(begin)

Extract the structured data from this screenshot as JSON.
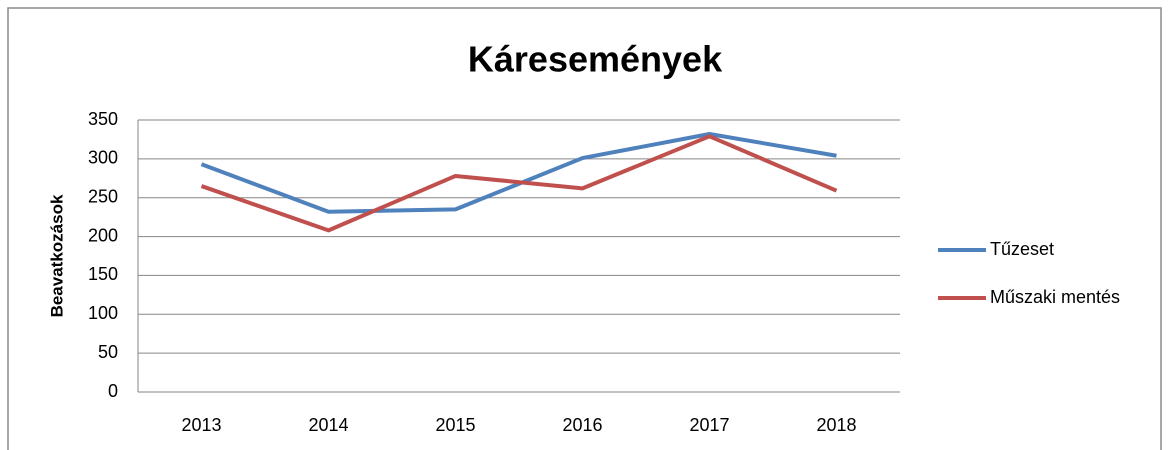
{
  "chart_data": {
    "type": "line",
    "title": "Káresemények",
    "y_label": "Beavatkozások",
    "categories": [
      "2013",
      "2014",
      "2015",
      "2016",
      "2017",
      "2018"
    ],
    "series": [
      {
        "name": "Tűzeset",
        "color": "#4f81bd",
        "values": [
          293,
          232,
          235,
          301,
          332,
          304
        ]
      },
      {
        "name": "Műszaki mentés",
        "color": "#c0504d",
        "values": [
          265,
          208,
          278,
          262,
          329,
          259
        ]
      }
    ],
    "ylim": [
      0,
      350
    ],
    "yticks": [
      0,
      50,
      100,
      150,
      200,
      250,
      300,
      350
    ],
    "grid": true,
    "legend": "right"
  }
}
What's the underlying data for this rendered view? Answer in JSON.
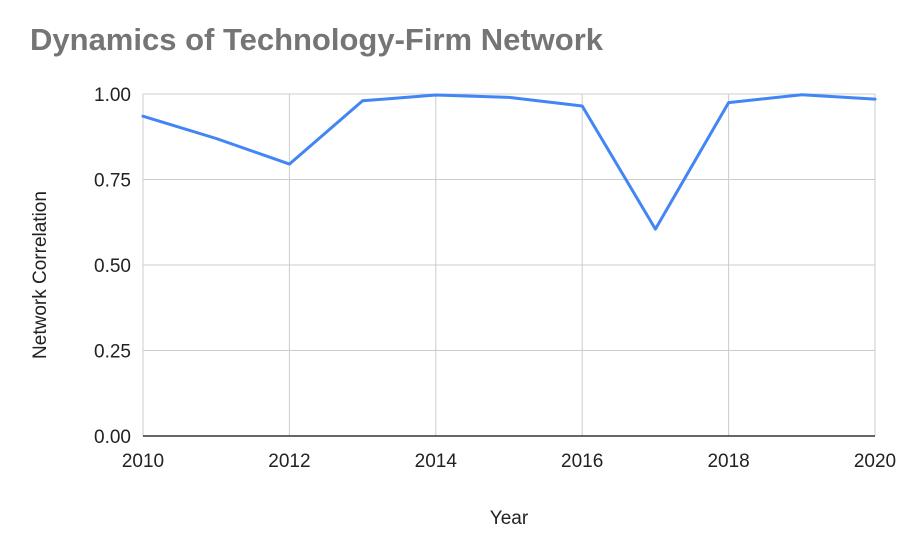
{
  "chart_data": {
    "type": "line",
    "title": "Dynamics of Technology-Firm Network",
    "xlabel": "Year",
    "ylabel": "Network Correlation",
    "x": [
      2010,
      2011,
      2012,
      2013,
      2014,
      2015,
      2016,
      2017,
      2018,
      2019,
      2020
    ],
    "series": [
      {
        "values": [
          0.935,
          0.87,
          0.795,
          0.98,
          0.997,
          0.99,
          0.965,
          0.605,
          0.975,
          0.998,
          0.985
        ]
      }
    ],
    "xlim": [
      2010,
      2020
    ],
    "ylim": [
      0,
      1
    ],
    "x_ticks": [
      "2010",
      "2012",
      "2014",
      "2016",
      "2018",
      "2020"
    ],
    "y_ticks": [
      "0.00",
      "0.25",
      "0.50",
      "0.75",
      "1.00"
    ],
    "grid": true,
    "legend": "none",
    "colors": {
      "line": "#4285f4",
      "grid": "#cccccc",
      "axis": "#333333",
      "title": "#757575"
    }
  }
}
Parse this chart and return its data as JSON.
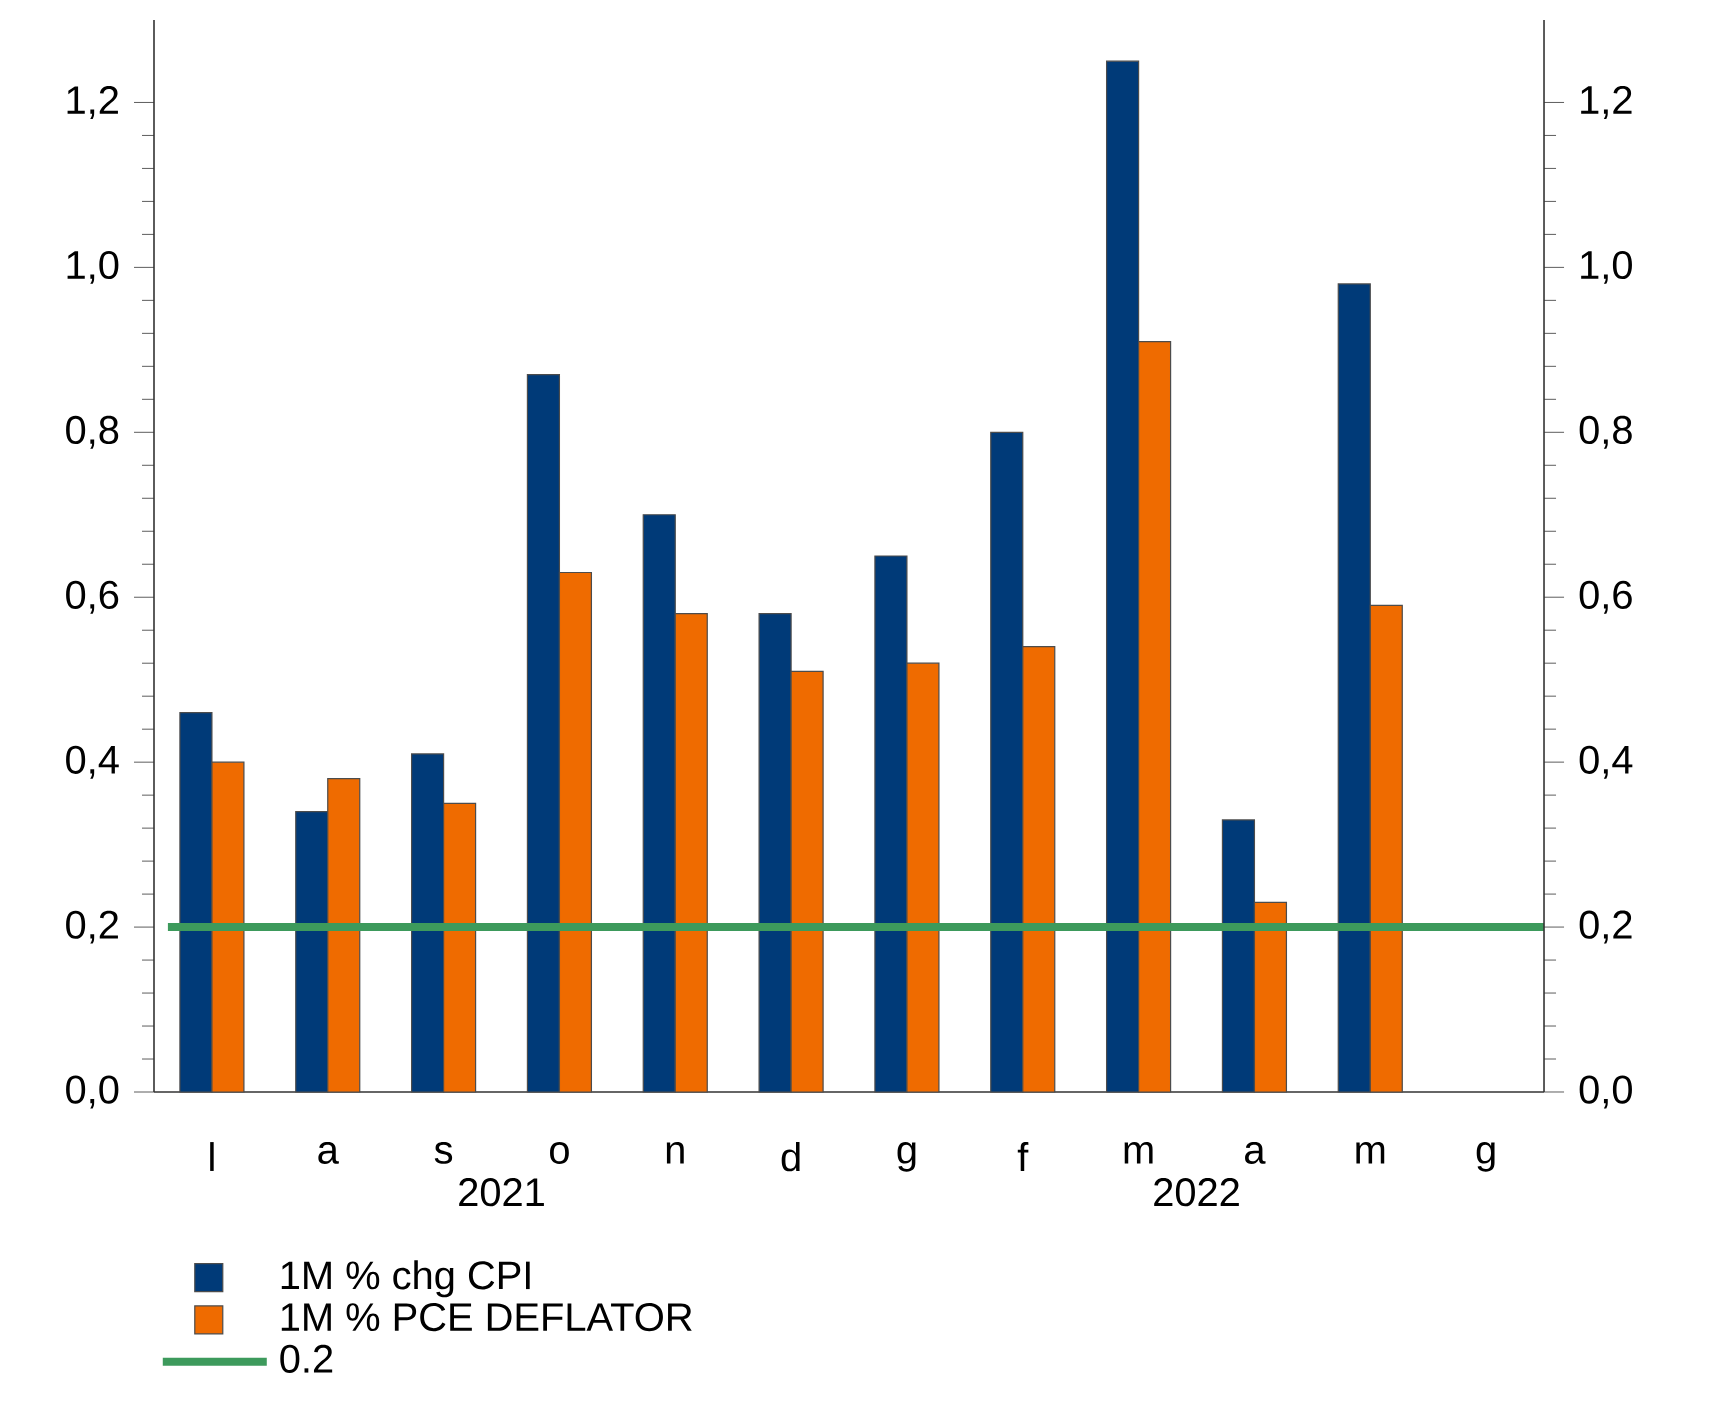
{
  "chart_data": {
    "type": "bar",
    "categories": [
      "l",
      "a",
      "s",
      "o",
      "n",
      "d",
      "g",
      "f",
      "m",
      "a",
      "m",
      "g"
    ],
    "series": [
      {
        "name": "1M % chg CPI",
        "color": "#003a78",
        "values": [
          0.46,
          0.34,
          0.41,
          0.87,
          0.7,
          0.58,
          0.65,
          0.8,
          1.25,
          0.33,
          0.98,
          null
        ]
      },
      {
        "name": "1M % PCE DEFLATOR",
        "color": "#ef6b00",
        "values": [
          0.4,
          0.38,
          0.35,
          0.63,
          0.58,
          0.51,
          0.52,
          0.54,
          0.91,
          0.23,
          0.59,
          null
        ]
      }
    ],
    "ylim": [
      0,
      1.3
    ],
    "yticks": [
      {
        "value": 0,
        "label": "0,0"
      },
      {
        "value": 0.2,
        "label": "0,2"
      },
      {
        "value": 0.4,
        "label": "0,4"
      },
      {
        "value": 0.6,
        "label": "0,6"
      },
      {
        "value": 0.8,
        "label": "0,8"
      },
      {
        "value": 1.0,
        "label": "1,0"
      },
      {
        "value": 1.2,
        "label": "1,2"
      }
    ],
    "y2lim": [
      0,
      1.3
    ],
    "y2ticks": [
      {
        "value": 0,
        "label": "0,0"
      },
      {
        "value": 0.2,
        "label": "0,2"
      },
      {
        "value": 0.4,
        "label": "0,4"
      },
      {
        "value": 0.6,
        "label": "0,6"
      },
      {
        "value": 0.8,
        "label": "0,8"
      },
      {
        "value": 1.0,
        "label": "1,0"
      },
      {
        "value": 1.2,
        "label": "1,2"
      }
    ],
    "ref_lines": [
      {
        "axis": "y",
        "value": 0.2,
        "label": "0.2",
        "color": "#3d9a5c"
      }
    ],
    "annotations": [
      "2021",
      "2022"
    ],
    "legend": "bottom left",
    "grid": false
  }
}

(end)

Retype the data above exactly; pictures are not part of the copy.

SOLUTION TO THIS TASK:
Extract the structured data from this screenshot as JSON.
{
  "chart_data": {
    "type": "line",
    "title": "Káresemények",
    "y_label": "Beavatkozások",
    "categories": [
      "2013",
      "2014",
      "2015",
      "2016",
      "2017",
      "2018"
    ],
    "series": [
      {
        "name": "Tűzeset",
        "color": "#4f81bd",
        "values": [
          293,
          232,
          235,
          301,
          332,
          304
        ]
      },
      {
        "name": "Műszaki mentés",
        "color": "#c0504d",
        "values": [
          265,
          208,
          278,
          262,
          329,
          259
        ]
      }
    ],
    "ylim": [
      0,
      350
    ],
    "yticks": [
      0,
      50,
      100,
      150,
      200,
      250,
      300,
      350
    ],
    "grid": true,
    "legend": "right"
  }
}
What's the underlying data for this rendered view? Answer in JSON.
{
  "chart_data": {
    "type": "line",
    "title": "Dynamics of Technology-Firm Network",
    "xlabel": "Year",
    "ylabel": "Network Correlation",
    "x": [
      2010,
      2011,
      2012,
      2013,
      2014,
      2015,
      2016,
      2017,
      2018,
      2019,
      2020
    ],
    "series": [
      {
        "values": [
          0.935,
          0.87,
          0.795,
          0.98,
          0.997,
          0.99,
          0.965,
          0.605,
          0.975,
          0.998,
          0.985
        ]
      }
    ],
    "xlim": [
      2010,
      2020
    ],
    "ylim": [
      0,
      1
    ],
    "x_ticks": [
      "2010",
      "2012",
      "2014",
      "2016",
      "2018",
      "2020"
    ],
    "y_ticks": [
      "0.00",
      "0.25",
      "0.50",
      "0.75",
      "1.00"
    ],
    "grid": true,
    "legend": "none",
    "colors": {
      "line": "#4285f4",
      "grid": "#cccccc",
      "axis": "#333333",
      "title": "#757575"
    }
  }
}
Parse this chart and return its data as JSON.
{
  "chart_data": {
    "type": "bar",
    "categories": [
      "l",
      "a",
      "s",
      "o",
      "n",
      "d",
      "g",
      "f",
      "m",
      "a",
      "m",
      "g"
    ],
    "series": [
      {
        "name": "1M % chg CPI",
        "color": "#003a78",
        "values": [
          0.46,
          0.34,
          0.41,
          0.87,
          0.7,
          0.58,
          0.65,
          0.8,
          1.25,
          0.33,
          0.98,
          null
        ]
      },
      {
        "name": "1M % PCE DEFLATOR",
        "color": "#ef6b00",
        "values": [
          0.4,
          0.38,
          0.35,
          0.63,
          0.58,
          0.51,
          0.52,
          0.54,
          0.91,
          0.23,
          0.59,
          null
        ]
      }
    ],
    "ylim": [
      0,
      1.3
    ],
    "yticks": [
      {
        "value": 0,
        "label": "0,0"
      },
      {
        "value": 0.2,
        "label": "0,2"
      },
      {
        "value": 0.4,
        "label": "0,4"
      },
      {
        "value": 0.6,
        "label": "0,6"
      },
      {
        "value": 0.8,
        "label": "0,8"
      },
      {
        "value": 1.0,
        "label": "1,0"
      },
      {
        "value": 1.2,
        "label": "1,2"
      }
    ],
    "y2lim": [
      0,
      1.3
    ],
    "y2ticks": [
      {
        "value": 0,
        "label": "0,0"
      },
      {
        "value": 0.2,
        "label": "0,2"
      },
      {
        "value": 0.4,
        "label": "0,4"
      },
      {
        "value": 0.6,
        "label": "0,6"
      },
      {
        "value": 0.8,
        "label": "0,8"
      },
      {
        "value": 1.0,
        "label": "1,0"
      },
      {
        "value": 1.2,
        "label": "1,2"
      }
    ],
    "ref_lines": [
      {
        "axis": "y",
        "value": 0.2,
        "label": "0.2",
        "color": "#3d9a5c"
      }
    ],
    "annotations": [
      "2021",
      "2022"
    ],
    "legend": "bottom left",
    "grid": false
  }
}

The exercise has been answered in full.